* start GIVEN INFORMATION *

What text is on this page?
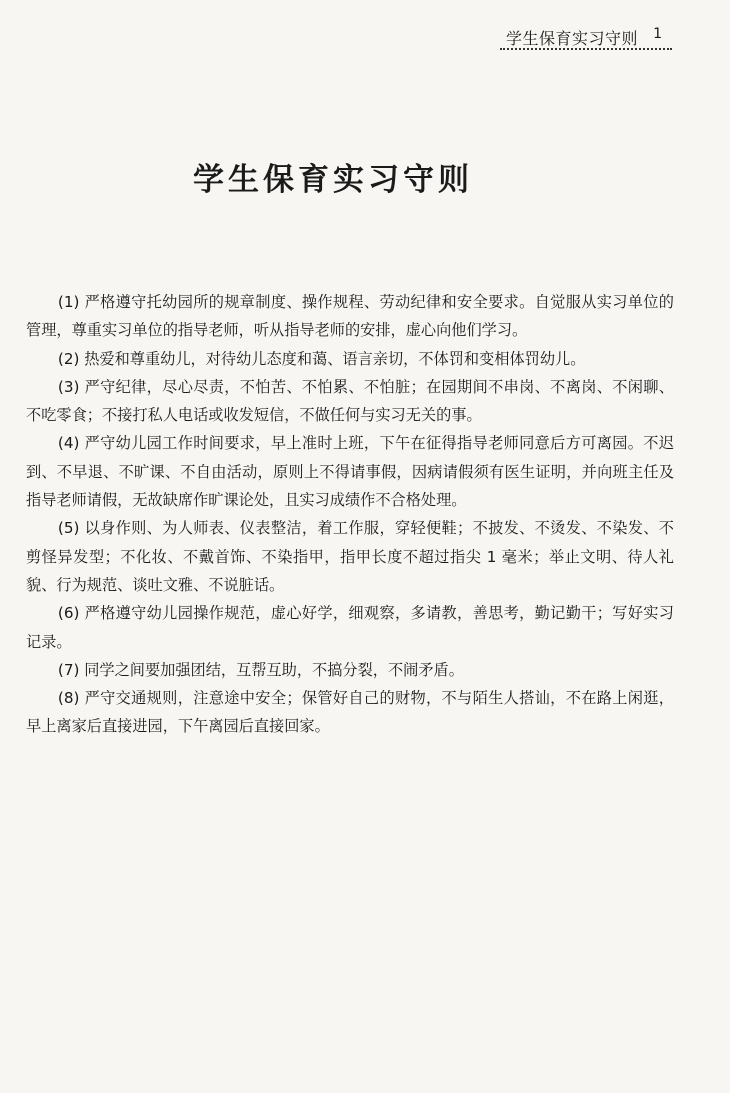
学生保育实习守则 1
学生保育实习守则

(1) 严格遵守托幼园所的规章制度、操作规程、劳动纪律和安全要求。自觉服从实习单位的管理，尊重实习单位的指导老师，听从指导老师的安排，虚心向他们学习。

(2) 热爱和尊重幼儿，对待幼儿态度和蔼、语言亲切，不体罚和变相体罚幼儿。

(3) 严守纪律，尽心尽责，不怕苦、不怕累、不怕脏；在园期间不串岗、不离岗、不闲聊、不吃零食；不接打私人电话或收发短信，不做任何与实习无关的事。

(4) 严守幼儿园工作时间要求，早上准时上班，下午在征得指导老师同意后方可离园。不迟到、不早退、不旷课、不自由活动，原则上不得请事假，因病请假须有医生证明，并向班主任及指导老师请假，无故缺席作旷课论处，且实习成绩作不合格处理。

(5) 以身作则、为人师表、仪表整洁，着工作服，穿轻便鞋；不披发、不烫发、不染发、不剪怪异发型；不化妆、不戴首饰、不染指甲，指甲长度不超过指尖 1 毫米；举止文明、待人礼貌、行为规范、谈吐文雅、不说脏话。

(6) 严格遵守幼儿园操作规范，虚心好学，细观察，多请教，善思考，勤记勤干；写好实习记录。

(7) 同学之间要加强团结，互帮互助，不搞分裂，不闹矛盾。

(8) 严守交通规则，注意途中安全；保管好自己的财物，不与陌生人搭讪，不在路上闲逛，早上离家后直接进园，下午离园后直接回家。
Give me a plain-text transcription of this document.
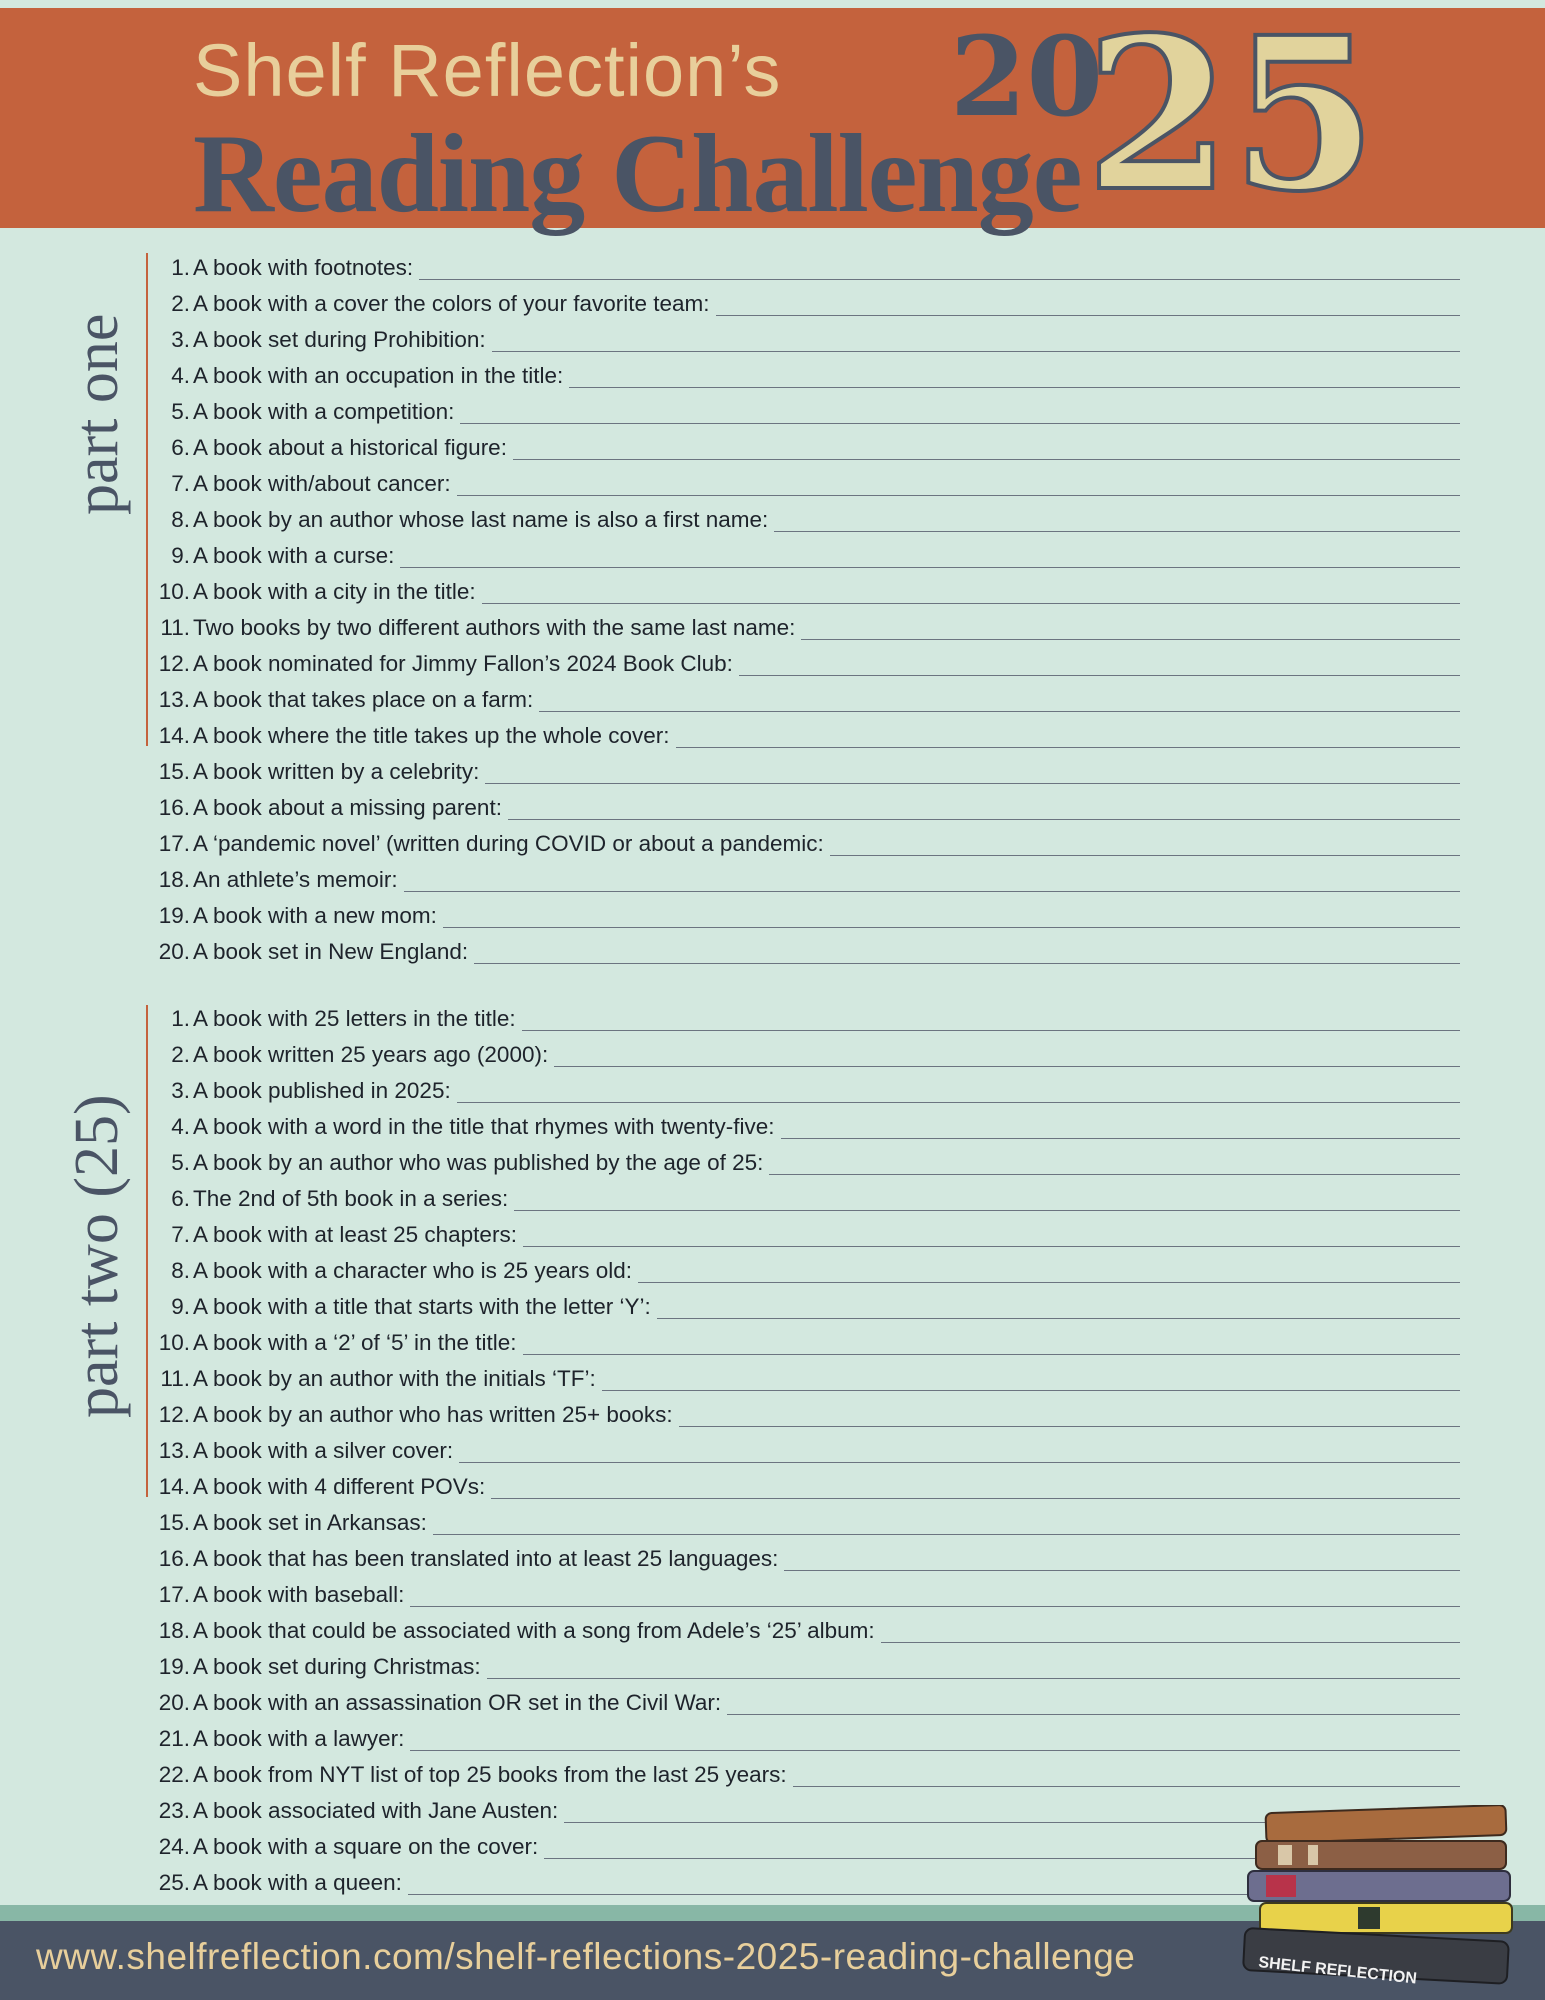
Shelf Reflection’s
Reading Challenge
20
25
part one
1. A book with footnotes:
2. A book with a cover the colors of your favorite team:
3. A book set during Prohibition:
4. A book with an occupation in the title:
5. A book with a competition:
6. A book about a historical figure:
7. A book with/about cancer:
8. A book by an author whose last name is also a first name:
9. A book with a curse:
10. A book with a city in the title:
11. Two books by two different authors with the same last name:
12. A book nominated for Jimmy Fallon’s 2024 Book Club:
13. A book that takes place on a farm:
14. A book where the title takes up the whole cover:
15. A book written by a celebrity:
16. A book about a missing parent:
17. A ‘pandemic novel’ (written during COVID or about a pandemic:
18. An athlete’s memoir:
19. A book with a new mom:
20. A book set in New England:
part two (25)
1. A book with 25 letters in the title:
2. A book written 25 years ago (2000):
3. A book published in 2025:
4. A book with a word in the title that rhymes with twenty-five:
5. A book by an author who was published by the age of 25:
6. The 2nd of 5th book in a series:
7. A book with at least 25 chapters:
8. A book with a character who is 25 years old:
9. A book with a title that starts with the letter ‘Y’:
10. A book with a ‘2’ of ‘5’ in the title:
11. A book by an author with the initials ‘TF’:
12. A book by an author who has written 25+ books:
13. A book with a silver cover:
14. A book with 4 different POVs:
15. A book set in Arkansas:
16. A book that has been translated into at least 25 languages:
17. A book with baseball:
18. A book that could be associated with a song from Adele’s ‘25’ album:
19. A book set during Christmas:
20. A book with an assassination OR set in the Civil War:
21. A book with a lawyer:
22. A book from NYT list of top 25 books from the last 25 years:
23. A book associated with Jane Austen:
24. A book with a square on the cover:
25. A book with a queen:
www.shelfreflection.com/shelf-reflections-2025-reading-challenge	SHELF REFLECTION
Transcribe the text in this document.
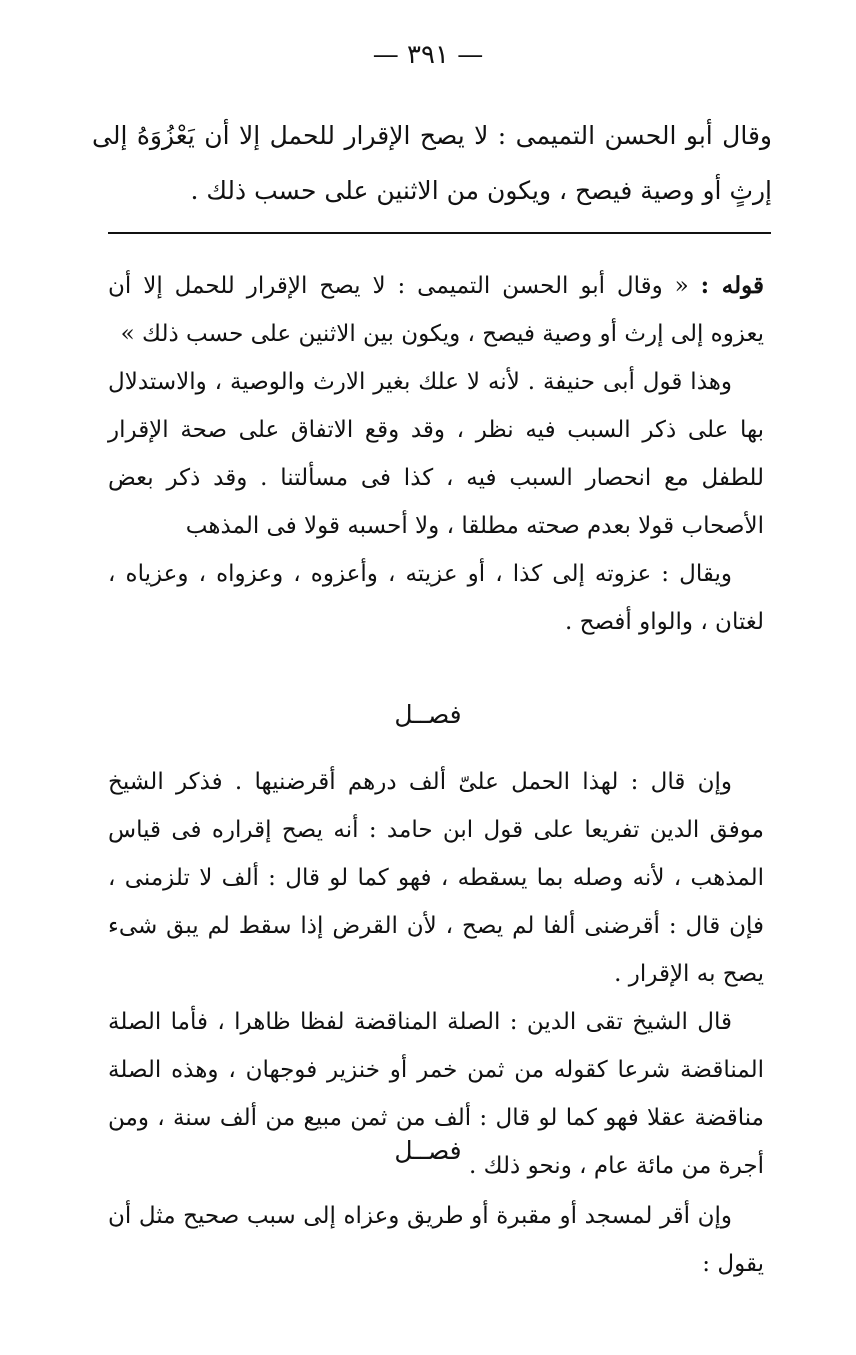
— ٣٩١ —
وقال أبو الحسن التميمى : لا يصح الإقرار للحمل إلا أن يَعْزُوَهُ إلى إرثٍ أو وصية فيصح ، ويكون من الاثنين على حسب ذلك .

قوله : « وقال أبو الحسن التميمى : لا يصح الإقرار للحمل إلا أن يعزوه إلى إرث أو وصية فيصح ، ويكون بين الاثنين على حسب ذلك »

وهذا قول أبى حنيفة . لأنه لا علك بغير الارث والوصية ، والاستدلال بها على ذكر السبب فيه نظر ، وقد وقع الاتفاق على صحة الإقرار للطفل مع انحصار السبب فيه ، كذا فى مسألتنا . وقد ذكر بعض الأصحاب قولا بعدم صحته مطلقا ، ولا أحسبه قولا فى المذهب

ويقال : عزوته إلى كذا ، أو عزيته ، وأعزوه ، وعزواه ، وعزياه ، لغتان ، والواو أفصح .

فصــل

وإن قال : لهذا الحمل علىّ ألف درهم أقرضنيها . فذكر الشيخ موفق الدين تفريعا على قول ابن حامد : أنه يصح إقراره فى قياس المذهب ، لأنه وصله بما يسقطه ، فهو كما لو قال : ألف لا تلزمنى ، فإن قال : أقرضنى ألفا لم يصح ، لأن القرض إذا سقط لم يبق شىء يصح به الإقرار .

قال الشيخ تقى الدين : الصلة المناقضة لفظا ظاهرا ، فأما الصلة المناقضة شرعا كقوله من ثمن خمر أو خنزير فوجهان ، وهذه الصلة مناقضة عقلا فهو كما لو قال : ألف من ثمن مبيع من ألف سنة ، ومن أجرة من مائة عام ، ونحو ذلك .

فصــل

وإن أقر لمسجد أو مقبرة أو طريق وعزاه إلى سبب صحيح مثل أن يقول :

* end GIVEN INFORMATION *

■ **DIRECTION**:
From the records given above, copy all lines containing "الإقرار".

■ **FINAL RESULT**:
وقال أبو الحسن التميمى : لا يصح الإقرار للحمل إلا أن يَعْزُوَهُ إلى إرثٍ أو وصية فيصح ، ويكون من الاثنين على حسب ذلك .
قوله : « وقال أبو الحسن التميمى : لا يصح الإقرار للحمل إلا أن يعزوه إلى إرث أو وصية فيصح ، ويكون بين الاثنين على حسب ذلك »
وهذا قول أبى حنيفة . لأنه لا علك بغير الارث والوصية ، والاستدلال بها على ذكر السبب فيه نظر ، وقد وقع الاتفاق على صحة الإقرار للطفل مع انحصار السبب فيه ، كذا فى مسألتنا . وقد ذكر بعض الأصحاب قولا بعدم صحته مطلقا ، ولا أحسبه قولا فى المذهب
وإن قال : لهذا الحمل علىّ ألف درهم أقرضنيها . فذكر الشيخ موفق الدين تفريعا على قول ابن حامد : أنه يصح إقراره فى قياس المذهب ، لأنه وصله بما يسقطه ، فهو كما لو قال : ألف لا تلزمنى ، فإن قال : أقرضنى ألفا لم يصح ، لأن القرض إذا سقط لم يبق شىء يصح به الإقرار .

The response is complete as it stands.